TASK GOAL =>
Identify the lines bearing the string "образования" and gather them.
• • • • • • •
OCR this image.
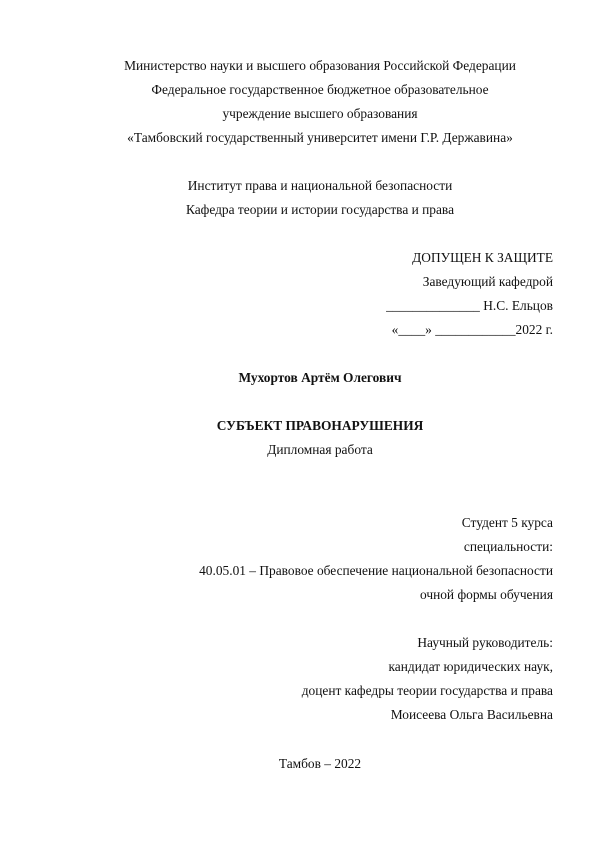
Министерство науки и высшего образования Российской Федерации
Федеральное государственное бюджетное образовательное
учреждение высшего образования
«Тамбовский государственный университет имени Г.Р. Державина»
Институт права и национальной безопасности
Кафедра теории и истории государства и права
ДОПУЩЕН К ЗАЩИТЕ
Заведующий кафедрой
______________ Н.С. Ельцов
«____» ____________2022 г.
Мухортов Артём Олегович
СУБЪЕКТ ПРАВОНАРУШЕНИЯ
Дипломная работа
Студент 5 курса
специальности:
40.05.01 – Правовое обеспечение национальной безопасности
очной формы обучения
Научный руководитель:
кандидат юридических наук,
доцент кафедры теории государства и права
Моисеева Ольга Васильевна
Тамбов – 2022
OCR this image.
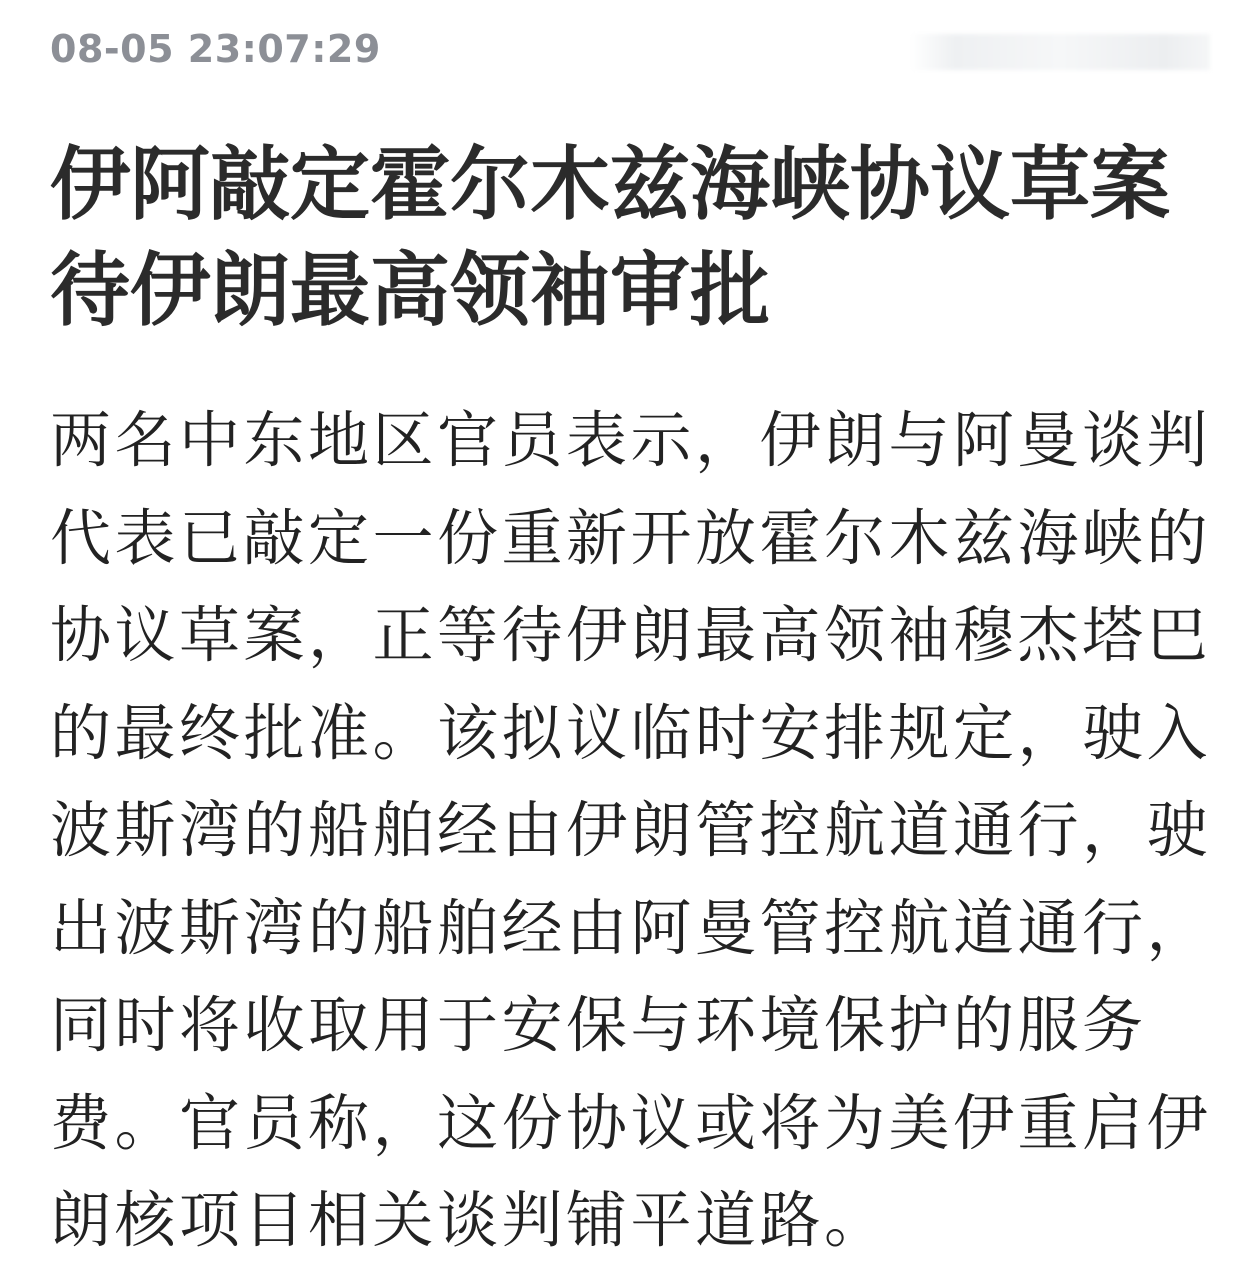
08-05 23:07:29
伊阿敲定霍尔木兹海峡协议草案
待伊朗最高领袖审批
两名中东地区官员表示，伊朗与阿曼谈判
代表已敲定一份重新开放霍尔木兹海峡的
协议草案，正等待伊朗最高领袖穆杰塔巴
的最终批准。该拟议临时安排规定，驶入
波斯湾的船舶经由伊朗管控航道通行，驶
出波斯湾的船舶经由阿曼管控航道通行，
同时将收取用于安保与环境保护的服务
费。官员称，这份协议或将为美伊重启伊
朗核项目相关谈判铺平道路。
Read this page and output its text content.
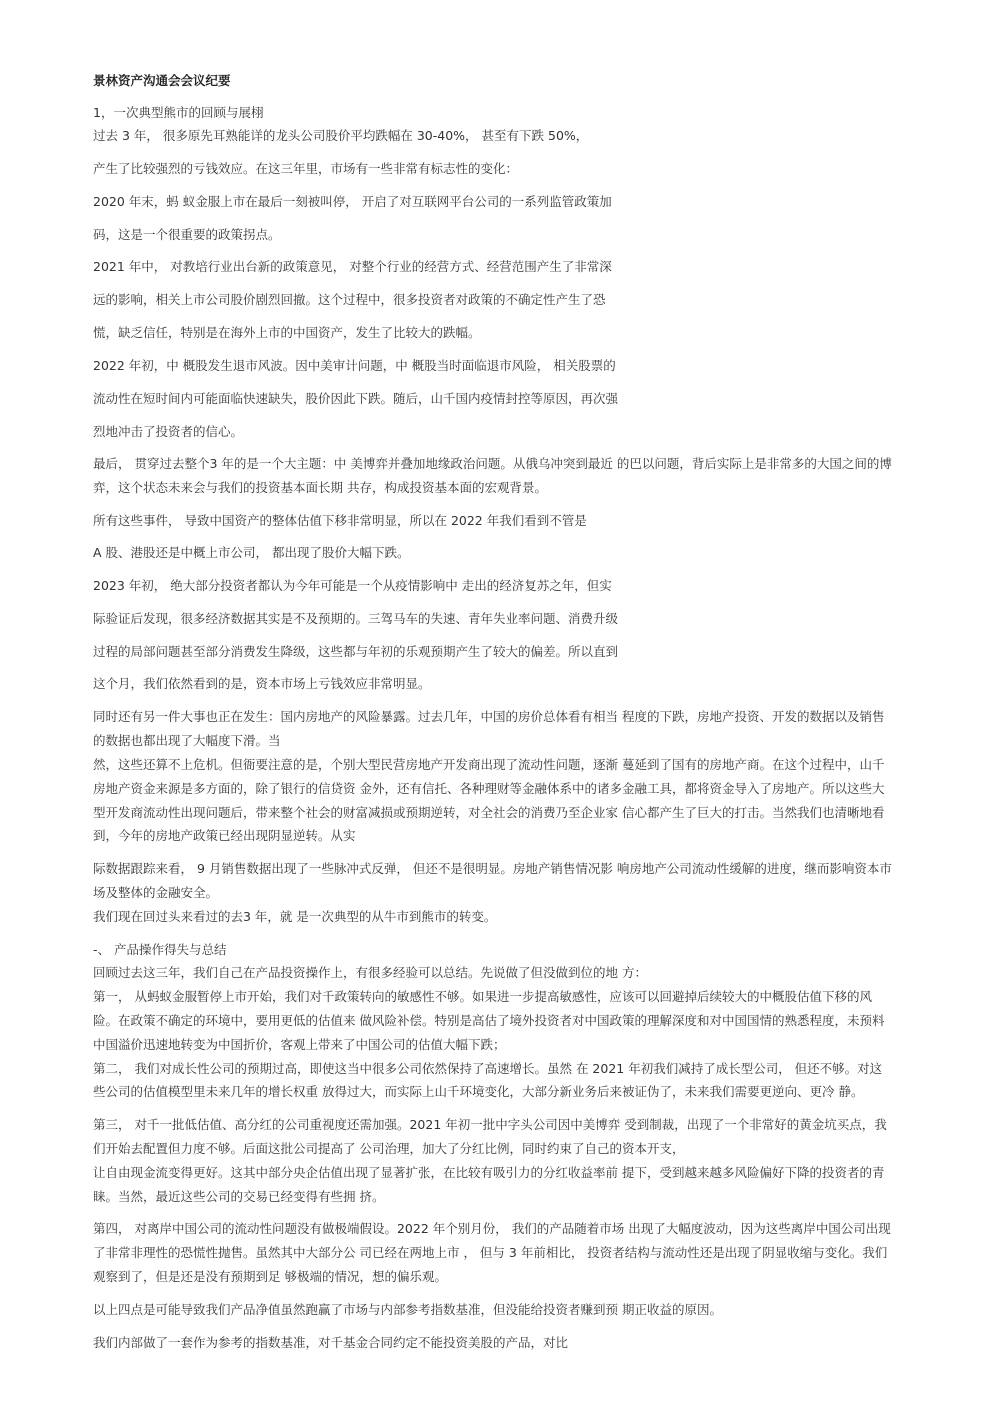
景林资产沟通会会议纪要
1，一次典型熊市的回顾与展栩
过去 3 年， 很多原先耳熟能详的龙头公司股价平均跌幅在 30-40%， 甚至有下跌 50%，
产生了比较强烈的亏钱效应。在这三年里，市场有一些非常有标志性的变化：
2020 年末，蚂 蚁金服上市在最后一刻被叫停， 开启了对互联网平台公司的一系列监管政策加
码，这是一个很重要的政策拐点。
2021 年中， 对教培行业出台新的政策意见， 对整个行业的经营方式、经营范围产生了非常深
远的影响，相关上市公司股价剧烈回撤。这个过程中，很多投资者对政策的不确定性产生了恐
慌，缺乏信任，特别是在海外上市的中国资产，发生了比较大的跌幅。
2022 年初，中 概股发生退市风波。因中美审计问题，中 概股当时面临退市风险， 相关股票的
流动性在短时间内可能面临快速缺失，股价因此下跌。随后，山千国内疫情封控等原因，再次强
烈地冲击了投资者的信心。
最后， 贯穿过去整个3 年的是一个大主题：中 美博弈并叠加地缘政治问题。从俄乌冲突到最近 的巴以问题，背后实际上是非常多的大国之间的博
弈，这个状态未来会与我们的投资基本面长期 共存，构成投资基本面的宏观背景。
所有这些事件， 导致中国资产的整体估值下移非常明显，所以在 2022 年我们看到不管是
A 股、港股还是中概上市公司， 都出现了股价大幅下跌。
2023 年初， 绝大部分投资者都认为今年可能是一个从疫情影响中 走出的经济复苏之年，但实
际验证后发现，很多经济数据其实是不及预期的。三驾马车的失速、青年失业率问题、消费升级
过程的局部问题甚至部分消费发生降级，这些都与年初的乐观预期产生了较大的偏差。所以直到
这个月，我们依然看到的是，资本市场上亏钱效应非常明显。
同时还有另一件大事也正在发生：国内房地产的风险暴露。过去几年，中国的房价总体看有相当 程度的下跌，房地产投资、开发的数据以及销售
的数据也都出现了大幅度下滑。当
然，这些还算不上危机。但衙要注意的是，个别大型民营房地产开发商出现了流动性问题，逐渐 蔓延到了国有的房地产商。在这个过程中，山千
房地产资金来源是多方面的，除了银行的信贷资 金外，还有信托、各种理财等金融体系中的诸多金融工具，都将资金导入了房地产。所以这些大
型开发商流动性出现问题后，带来整个社会的财富减损或预期逆转，对全社会的消费乃至企业家 信心都产生了巨大的打击。当然我们也清晰地看
到，今年的房地产政策已经出现阴显逆转。从实
际数据跟踪来看， 9 月销售数据出现了一些脉冲式反弹， 但还不是很明显。房地产销售情况影 响房地产公司流动性缓解的进度，继而影响资本市
场及整体的金融安全。
我们现在回过头来看过的去3 年，就 是一次典型的从牛市到熊市的转变。
-、 产品操作得失与总结
回顾过去这三年，我们自己在产品投资操作上，有很多经验可以总结。先说做了但没做到位的地 方：
第一， 从蚂蚁金服暂停上市开始，我们对千政策转向的敏感性不够。如果进一步提高敏感性，应该可以回避掉后续较大的中概股估值下移的风
险。在政策不确定的环境中，要用更低的估值来 做风险补偿。特别是高估了境外投资者对中国政策的理解深度和对中国国情的熟悉程度，未预料
中国溢价迅速地转变为中国折价，客观上带来了中国公司的估值大幅下跌；
第二， 我们对成长性公司的预期过高，即使这当中很多公司依然保持了高速增长。虽然 在 2021 年初我们减持了成长型公司， 但还不够。对这
些公司的估值模型里未来几年的增长权重 放得过大，而实际上山千环境变化，大部分新业务后来被证伪了，未来我们需要更逆向、更冷 静。
第三， 对千一批低估值、高分红的公司重视度还需加强。2021 年初一批中字头公司因中美博弈 受到制裁，出现了一个非常好的黄金坑买点，我
们开始去配置但力度不够。后面这批公司提高了 公司治理，加大了分红比例，同时约束了自己的资本开支，
让自由现金流变得更好。这其中部分央企估值出现了显著扩张，在比较有吸引力的分红收益率前 提下，受到越来越多风险偏好下降的投资者的青
睐。当然，最近这些公司的交易已经变得有些拥 挤。
第四， 对离岸中国公司的流动性问题没有做极端假设。2022 年个别月份， 我们的产品随着市场 出现了大幅度波动，因为这些离岸中国公司出现
了非常非理性的恐慌性抛售。虽然其中大部分公 司已经在两地上市 ， 但与 3 年前相比， 投资者结构与流动性还是出现了阴显收缩与变化。我们
观察到了，但是还是没有预期到足 够极端的情况，想的偏乐观。
以上四点是可能导致我们产品净值虽然跑赢了市场与内部参考指数基准，但没能给投资者赚到预 期正收益的原因。
我们内部做了一套作为参考的指数基准，对千基金合同约定不能投资美股的产品，对比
• • • • • • •
FULL OUTPUT =>
Министерство науки и высшего образования Российской Федерации
учреждение высшего образования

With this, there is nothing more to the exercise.